Scan the lines below for the string "provided" and copy every one that has it.
─── DATASET EXCERPTS
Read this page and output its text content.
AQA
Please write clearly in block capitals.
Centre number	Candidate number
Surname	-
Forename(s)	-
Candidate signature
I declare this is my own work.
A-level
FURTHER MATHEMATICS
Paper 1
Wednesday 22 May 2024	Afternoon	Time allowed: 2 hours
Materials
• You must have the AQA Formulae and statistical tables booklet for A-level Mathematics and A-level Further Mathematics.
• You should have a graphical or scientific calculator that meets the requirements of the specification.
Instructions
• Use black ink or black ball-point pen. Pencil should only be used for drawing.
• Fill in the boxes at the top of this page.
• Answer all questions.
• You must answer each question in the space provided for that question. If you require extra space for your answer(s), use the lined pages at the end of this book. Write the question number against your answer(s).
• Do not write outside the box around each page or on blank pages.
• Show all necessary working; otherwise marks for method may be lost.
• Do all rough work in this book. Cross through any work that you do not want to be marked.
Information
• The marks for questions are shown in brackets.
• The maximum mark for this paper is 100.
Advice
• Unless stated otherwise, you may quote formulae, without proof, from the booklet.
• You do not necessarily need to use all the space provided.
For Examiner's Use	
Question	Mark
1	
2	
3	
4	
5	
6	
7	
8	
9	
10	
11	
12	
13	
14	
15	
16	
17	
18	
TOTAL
──────
- EXERCISE RESULT:
• You must answer each question in the space provided for that question. If you require extra space for your answer(s), use the lined pages at the end of this book. Write the question number against your answer(s).
• You do not necessarily need to use all the space provided.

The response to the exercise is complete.